*** The records ***

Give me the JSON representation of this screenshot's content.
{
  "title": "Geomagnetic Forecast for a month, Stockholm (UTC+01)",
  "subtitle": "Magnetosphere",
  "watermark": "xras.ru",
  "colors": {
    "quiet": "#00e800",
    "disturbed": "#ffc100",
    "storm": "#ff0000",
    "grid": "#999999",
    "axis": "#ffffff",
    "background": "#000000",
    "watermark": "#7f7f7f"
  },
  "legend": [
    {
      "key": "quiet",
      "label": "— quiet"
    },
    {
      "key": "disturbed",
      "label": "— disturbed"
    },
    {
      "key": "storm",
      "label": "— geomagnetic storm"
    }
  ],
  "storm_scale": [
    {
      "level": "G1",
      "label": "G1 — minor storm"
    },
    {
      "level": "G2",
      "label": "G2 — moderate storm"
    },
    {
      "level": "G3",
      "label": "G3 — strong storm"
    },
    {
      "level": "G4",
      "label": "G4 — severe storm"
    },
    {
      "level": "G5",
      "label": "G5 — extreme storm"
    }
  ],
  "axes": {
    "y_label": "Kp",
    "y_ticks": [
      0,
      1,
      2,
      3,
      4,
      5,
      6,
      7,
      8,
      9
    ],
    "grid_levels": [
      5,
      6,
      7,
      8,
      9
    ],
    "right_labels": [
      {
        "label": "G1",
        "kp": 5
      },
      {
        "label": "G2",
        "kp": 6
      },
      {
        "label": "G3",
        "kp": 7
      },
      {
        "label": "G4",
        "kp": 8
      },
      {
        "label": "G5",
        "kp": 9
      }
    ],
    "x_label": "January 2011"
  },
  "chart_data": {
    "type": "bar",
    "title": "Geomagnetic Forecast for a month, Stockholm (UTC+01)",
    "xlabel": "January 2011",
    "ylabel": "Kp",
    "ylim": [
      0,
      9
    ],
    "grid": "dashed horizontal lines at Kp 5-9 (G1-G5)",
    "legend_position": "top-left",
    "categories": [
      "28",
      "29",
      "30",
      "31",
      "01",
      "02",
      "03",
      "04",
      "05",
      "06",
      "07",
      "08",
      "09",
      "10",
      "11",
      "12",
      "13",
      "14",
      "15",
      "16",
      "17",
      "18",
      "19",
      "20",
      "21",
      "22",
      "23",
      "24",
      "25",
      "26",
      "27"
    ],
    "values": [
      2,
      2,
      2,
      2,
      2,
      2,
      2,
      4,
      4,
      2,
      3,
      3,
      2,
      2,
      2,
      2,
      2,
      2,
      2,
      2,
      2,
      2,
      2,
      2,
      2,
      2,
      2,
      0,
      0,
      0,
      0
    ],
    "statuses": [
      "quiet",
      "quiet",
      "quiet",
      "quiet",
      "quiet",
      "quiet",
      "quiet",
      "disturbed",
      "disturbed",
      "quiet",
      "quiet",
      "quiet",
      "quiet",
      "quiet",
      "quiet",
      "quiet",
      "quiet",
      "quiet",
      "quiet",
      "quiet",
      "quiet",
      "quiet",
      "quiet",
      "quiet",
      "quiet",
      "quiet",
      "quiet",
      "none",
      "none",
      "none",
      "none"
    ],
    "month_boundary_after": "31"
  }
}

***

_What this task involves_
Write out the material from the first line to the last, exactly.

_Problem solution_
Give me the JSON representation of this screenshot's content.
{
  "title": "Geomagnetic Forecast for a month, Stockholm (UTC+01)",
  "subtitle": "Magnetosphere",
  "watermark": "xras.ru",
  "colors": {
    "quiet": "#00e800",
    "disturbed": "#ffc100",
    "storm": "#ff0000",
    "grid": "#999999",
    "axis": "#ffffff",
    "background": "#000000",
    "watermark": "#7f7f7f"
  },
  "legend": [
    {
      "key": "quiet",
      "label": "— quiet"
    },
    {
      "key": "disturbed",
      "label": "— disturbed"
    },
    {
      "key": "storm",
      "label": "— geomagnetic storm"
    }
  ],
  "storm_scale": [
    {
      "level": "G1",
      "label": "G1 — minor storm"
    },
    {
      "level": "G2",
      "label": "G2 — moderate storm"
    },
    {
      "level": "G3",
      "label": "G3 — strong storm"
    },
    {
      "level": "G4",
      "label": "G4 — severe storm"
    },
    {
      "level": "G5",
      "label": "G5 — extreme storm"
    }
  ],
  "axes": {
    "y_label": "Kp",
    "y_ticks": [
      0,
      1,
      2,
      3,
      4,
      5,
      6,
      7,
      8,
      9
    ],
    "grid_levels": [
      5,
      6,
      7,
      8,
      9
    ],
    "right_labels": [
      {
        "label": "G1",
        "kp": 5
      },
      {
        "label": "G2",
        "kp": 6
      },
      {
        "label": "G3",
        "kp": 7
      },
      {
        "label": "G4",
        "kp": 8
      },
      {
        "label": "G5",
        "kp": 9
      }
    ],
    "x_label": "January 2011"
  },
  "chart_data": {
    "type": "bar",
    "title": "Geomagnetic Forecast for a month, Stockholm (UTC+01)",
    "xlabel": "January 2011",
    "ylabel": "Kp",
    "ylim": [
      0,
      9
    ],
    "grid": "dashed horizontal lines at Kp 5-9 (G1-G5)",
    "legend_position": "top-left",
    "categories": [
      "28",
      "29",
      "30",
      "31",
      "01",
      "02",
      "03",
      "04",
      "05",
      "06",
      "07",
      "08",
      "09",
      "10",
      "11",
      "12",
      "13",
      "14",
      "15",
      "16",
      "17",
      "18",
      "19",
      "20",
      "21",
      "22",
      "23",
      "24",
      "25",
      "26",
      "27"
    ],
    "values": [
      2,
      2,
      2,
      2,
      2,
      2,
      2,
      4,
      4,
      2,
      3,
      3,
      2,
      2,
      2,
      2,
      2,
      2,
      2,
      2,
      2,
      2,
      2,
      2,
      2,
      2,
      2,
      0,
      0,
      0,
      0
    ],
    "statuses": [
      "quiet",
      "quiet",
      "quiet",
      "quiet",
      "quiet",
      "quiet",
      "quiet",
      "disturbed",
      "disturbed",
      "quiet",
      "quiet",
      "quiet",
      "quiet",
      "quiet",
      "quiet",
      "quiet",
      "quiet",
      "quiet",
      "quiet",
      "quiet",
      "quiet",
      "quiet",
      "quiet",
      "quiet",
      "quiet",
      "quiet",
      "quiet",
      "none",
      "none",
      "none",
      "none"
    ],
    "month_boundary_after": "31"
  }
}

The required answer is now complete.